(Some records)

>> START

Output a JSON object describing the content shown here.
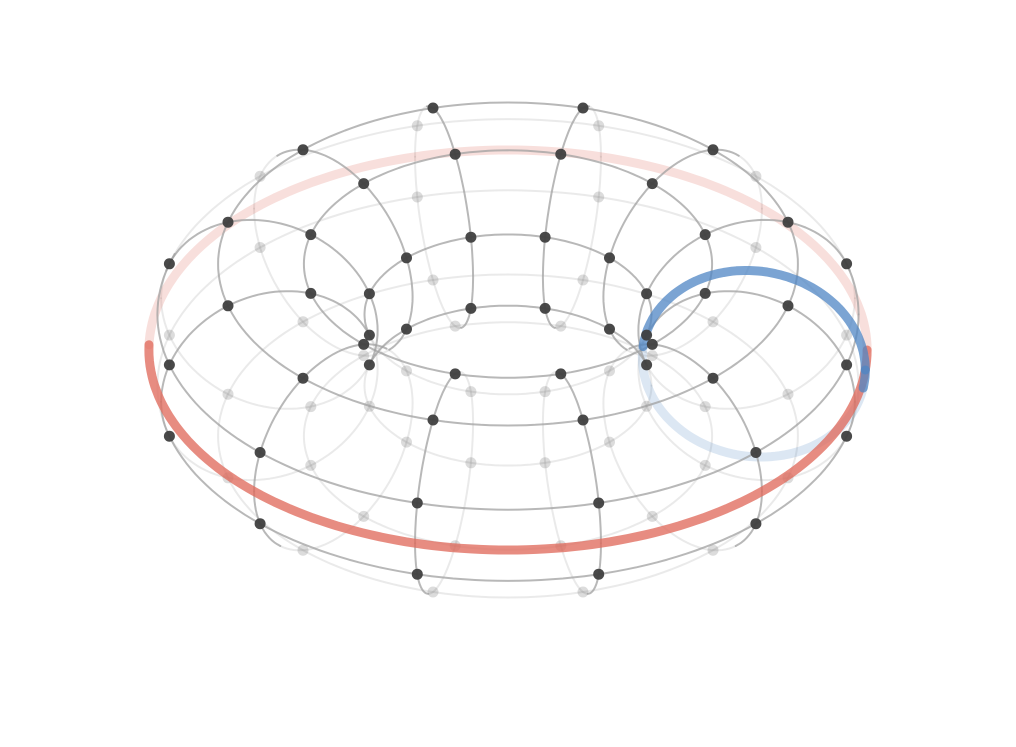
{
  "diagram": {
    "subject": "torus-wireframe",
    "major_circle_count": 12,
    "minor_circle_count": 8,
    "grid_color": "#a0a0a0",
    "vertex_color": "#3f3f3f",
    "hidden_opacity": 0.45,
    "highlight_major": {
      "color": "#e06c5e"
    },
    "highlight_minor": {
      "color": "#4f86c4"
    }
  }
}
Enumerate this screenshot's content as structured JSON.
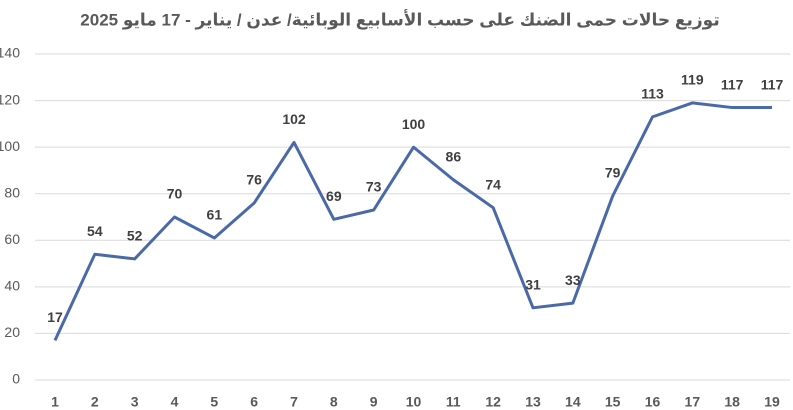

>> END
>> START

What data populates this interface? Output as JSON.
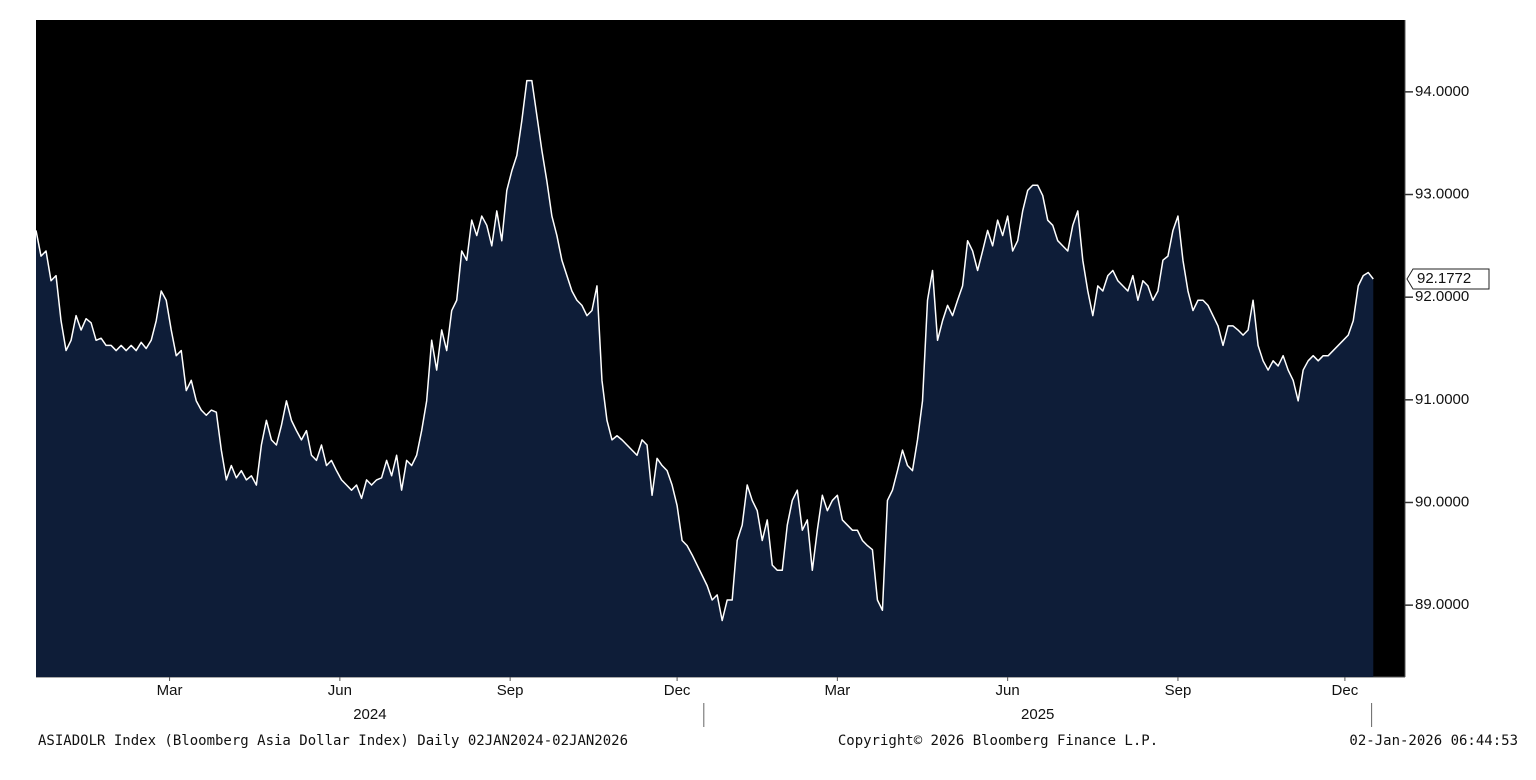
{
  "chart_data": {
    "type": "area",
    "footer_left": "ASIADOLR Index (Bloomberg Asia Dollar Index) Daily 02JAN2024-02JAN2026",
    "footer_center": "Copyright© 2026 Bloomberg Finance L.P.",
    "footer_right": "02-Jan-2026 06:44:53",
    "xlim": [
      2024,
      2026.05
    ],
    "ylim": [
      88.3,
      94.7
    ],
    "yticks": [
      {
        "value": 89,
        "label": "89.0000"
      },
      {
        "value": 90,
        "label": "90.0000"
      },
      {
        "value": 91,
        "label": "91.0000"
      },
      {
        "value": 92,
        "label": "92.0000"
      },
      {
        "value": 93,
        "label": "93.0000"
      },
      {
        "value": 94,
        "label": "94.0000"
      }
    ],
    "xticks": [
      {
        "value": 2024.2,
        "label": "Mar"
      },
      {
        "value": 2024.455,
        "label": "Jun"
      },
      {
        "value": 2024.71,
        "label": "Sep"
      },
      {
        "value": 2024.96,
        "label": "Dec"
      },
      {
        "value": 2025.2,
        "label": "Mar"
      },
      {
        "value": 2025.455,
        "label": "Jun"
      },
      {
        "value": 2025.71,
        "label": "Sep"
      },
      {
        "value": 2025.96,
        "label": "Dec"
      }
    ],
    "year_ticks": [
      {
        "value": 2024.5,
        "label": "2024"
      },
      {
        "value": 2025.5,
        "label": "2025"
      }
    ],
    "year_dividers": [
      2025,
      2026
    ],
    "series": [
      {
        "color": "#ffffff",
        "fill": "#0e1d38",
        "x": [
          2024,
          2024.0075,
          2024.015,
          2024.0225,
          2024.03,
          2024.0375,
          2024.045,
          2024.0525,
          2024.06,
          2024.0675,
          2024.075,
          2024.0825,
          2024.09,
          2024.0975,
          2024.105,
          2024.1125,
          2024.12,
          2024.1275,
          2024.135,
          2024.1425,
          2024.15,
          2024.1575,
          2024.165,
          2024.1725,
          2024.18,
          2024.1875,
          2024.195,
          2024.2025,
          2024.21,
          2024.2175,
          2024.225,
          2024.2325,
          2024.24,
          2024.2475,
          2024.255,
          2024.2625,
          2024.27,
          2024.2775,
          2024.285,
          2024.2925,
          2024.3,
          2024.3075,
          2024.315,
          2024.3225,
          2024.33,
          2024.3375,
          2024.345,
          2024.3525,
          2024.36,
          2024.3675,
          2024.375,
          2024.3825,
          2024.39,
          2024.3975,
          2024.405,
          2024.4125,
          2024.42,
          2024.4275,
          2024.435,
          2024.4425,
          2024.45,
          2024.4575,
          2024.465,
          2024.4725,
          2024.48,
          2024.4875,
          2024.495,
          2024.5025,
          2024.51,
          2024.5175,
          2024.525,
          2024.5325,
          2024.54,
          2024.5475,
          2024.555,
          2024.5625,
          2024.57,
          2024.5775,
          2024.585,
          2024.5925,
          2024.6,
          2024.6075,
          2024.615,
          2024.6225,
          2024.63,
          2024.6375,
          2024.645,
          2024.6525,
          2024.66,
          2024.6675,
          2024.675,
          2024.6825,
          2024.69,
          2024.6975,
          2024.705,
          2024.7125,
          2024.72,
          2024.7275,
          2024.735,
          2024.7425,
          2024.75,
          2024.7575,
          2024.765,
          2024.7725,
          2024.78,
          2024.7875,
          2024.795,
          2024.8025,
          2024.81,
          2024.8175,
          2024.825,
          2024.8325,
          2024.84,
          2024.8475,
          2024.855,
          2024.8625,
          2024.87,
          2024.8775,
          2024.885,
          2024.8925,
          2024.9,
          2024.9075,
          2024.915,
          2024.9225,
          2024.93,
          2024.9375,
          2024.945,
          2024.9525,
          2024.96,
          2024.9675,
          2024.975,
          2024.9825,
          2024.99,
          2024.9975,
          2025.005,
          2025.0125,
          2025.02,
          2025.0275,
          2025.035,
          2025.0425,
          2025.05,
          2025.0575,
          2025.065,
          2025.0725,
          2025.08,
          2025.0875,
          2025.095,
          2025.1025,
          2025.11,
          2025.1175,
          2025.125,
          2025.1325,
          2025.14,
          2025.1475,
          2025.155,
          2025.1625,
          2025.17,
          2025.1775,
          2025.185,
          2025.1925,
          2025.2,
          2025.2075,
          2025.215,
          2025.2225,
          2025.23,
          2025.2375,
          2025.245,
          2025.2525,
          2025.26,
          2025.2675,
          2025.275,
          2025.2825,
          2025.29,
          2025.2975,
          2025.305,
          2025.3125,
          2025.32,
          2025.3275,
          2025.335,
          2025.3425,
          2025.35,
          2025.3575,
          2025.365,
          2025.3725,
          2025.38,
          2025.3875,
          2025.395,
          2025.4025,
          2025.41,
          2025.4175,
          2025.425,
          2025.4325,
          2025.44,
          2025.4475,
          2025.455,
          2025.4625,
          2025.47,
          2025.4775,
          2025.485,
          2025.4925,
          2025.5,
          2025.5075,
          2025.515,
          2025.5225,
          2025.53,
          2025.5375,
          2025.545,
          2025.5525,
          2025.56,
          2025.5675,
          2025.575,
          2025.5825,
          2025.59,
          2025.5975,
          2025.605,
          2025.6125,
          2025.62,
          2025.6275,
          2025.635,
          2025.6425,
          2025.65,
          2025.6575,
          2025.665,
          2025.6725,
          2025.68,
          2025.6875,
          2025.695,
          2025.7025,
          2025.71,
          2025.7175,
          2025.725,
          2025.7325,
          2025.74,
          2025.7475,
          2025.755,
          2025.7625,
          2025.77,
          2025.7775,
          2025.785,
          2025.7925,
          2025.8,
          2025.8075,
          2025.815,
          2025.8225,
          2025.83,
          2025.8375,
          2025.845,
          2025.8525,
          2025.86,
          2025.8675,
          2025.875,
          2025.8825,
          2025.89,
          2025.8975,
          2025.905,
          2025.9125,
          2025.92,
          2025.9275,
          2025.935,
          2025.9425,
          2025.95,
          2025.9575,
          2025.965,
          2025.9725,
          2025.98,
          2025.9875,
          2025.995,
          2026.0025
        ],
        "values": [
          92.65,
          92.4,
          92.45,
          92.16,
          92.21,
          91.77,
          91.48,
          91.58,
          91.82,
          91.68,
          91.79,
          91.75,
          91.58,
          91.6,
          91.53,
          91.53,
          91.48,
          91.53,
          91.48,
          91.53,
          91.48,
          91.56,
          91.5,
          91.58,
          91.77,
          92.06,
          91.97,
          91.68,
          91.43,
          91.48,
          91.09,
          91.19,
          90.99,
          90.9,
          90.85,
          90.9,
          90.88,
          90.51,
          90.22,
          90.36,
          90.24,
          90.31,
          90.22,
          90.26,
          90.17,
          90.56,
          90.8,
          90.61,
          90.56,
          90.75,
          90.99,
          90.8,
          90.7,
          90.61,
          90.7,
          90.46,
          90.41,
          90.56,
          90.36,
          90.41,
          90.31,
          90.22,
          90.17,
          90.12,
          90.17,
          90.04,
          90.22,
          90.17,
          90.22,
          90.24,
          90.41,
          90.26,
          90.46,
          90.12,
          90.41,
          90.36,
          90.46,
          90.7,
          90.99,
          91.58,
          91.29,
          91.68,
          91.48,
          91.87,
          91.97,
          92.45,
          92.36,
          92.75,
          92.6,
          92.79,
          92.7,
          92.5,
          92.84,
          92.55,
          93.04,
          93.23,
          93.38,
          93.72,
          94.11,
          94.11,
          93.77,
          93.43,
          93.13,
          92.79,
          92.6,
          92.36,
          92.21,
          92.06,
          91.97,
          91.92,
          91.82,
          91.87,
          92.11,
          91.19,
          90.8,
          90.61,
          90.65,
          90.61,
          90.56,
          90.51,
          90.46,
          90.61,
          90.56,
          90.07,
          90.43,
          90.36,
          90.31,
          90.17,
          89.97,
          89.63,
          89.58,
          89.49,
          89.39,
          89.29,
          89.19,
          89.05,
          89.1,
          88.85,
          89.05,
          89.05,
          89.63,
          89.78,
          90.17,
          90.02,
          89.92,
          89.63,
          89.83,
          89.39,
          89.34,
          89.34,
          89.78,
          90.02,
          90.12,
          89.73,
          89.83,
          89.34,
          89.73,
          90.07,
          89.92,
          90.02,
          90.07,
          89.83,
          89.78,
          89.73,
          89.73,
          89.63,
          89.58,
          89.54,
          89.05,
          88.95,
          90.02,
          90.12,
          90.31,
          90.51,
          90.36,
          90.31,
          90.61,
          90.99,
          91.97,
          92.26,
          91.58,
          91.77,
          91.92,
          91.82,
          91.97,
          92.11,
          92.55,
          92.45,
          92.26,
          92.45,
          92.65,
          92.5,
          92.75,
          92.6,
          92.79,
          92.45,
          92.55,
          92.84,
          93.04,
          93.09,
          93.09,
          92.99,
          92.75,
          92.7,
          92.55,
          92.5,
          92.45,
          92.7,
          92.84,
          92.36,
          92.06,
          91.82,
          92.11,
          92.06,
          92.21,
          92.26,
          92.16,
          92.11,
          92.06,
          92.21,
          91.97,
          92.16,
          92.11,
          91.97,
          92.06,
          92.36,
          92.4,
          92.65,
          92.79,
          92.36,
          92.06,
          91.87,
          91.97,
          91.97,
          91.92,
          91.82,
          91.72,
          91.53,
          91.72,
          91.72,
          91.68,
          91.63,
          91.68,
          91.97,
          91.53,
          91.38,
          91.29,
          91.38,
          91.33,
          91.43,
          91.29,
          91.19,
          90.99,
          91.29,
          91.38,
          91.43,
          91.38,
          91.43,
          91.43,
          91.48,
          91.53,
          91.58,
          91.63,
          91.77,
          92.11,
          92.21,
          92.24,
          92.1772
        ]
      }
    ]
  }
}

>> END

Problem description:
Between the line with "Output a JSON" and the line with "Enumerate this screenshot's", ends included, lies the span to copy exactly; copy nothing else and leave out the pictures.

Solution for this problem:
Output a JSON object describing the content shown here.
{
  "diagram": {
    "subject": "torus-wireframe",
    "major_circle_count": 12,
    "minor_circle_count": 8,
    "grid_color": "#a0a0a0",
    "vertex_color": "#3f3f3f",
    "hidden_opacity": 0.45,
    "highlight_major": {
      "color": "#e06c5e"
    },
    "highlight_minor": {
      "color": "#4f86c4"
    }
  }
}
Enumerate this screenshot's content as structured JSON.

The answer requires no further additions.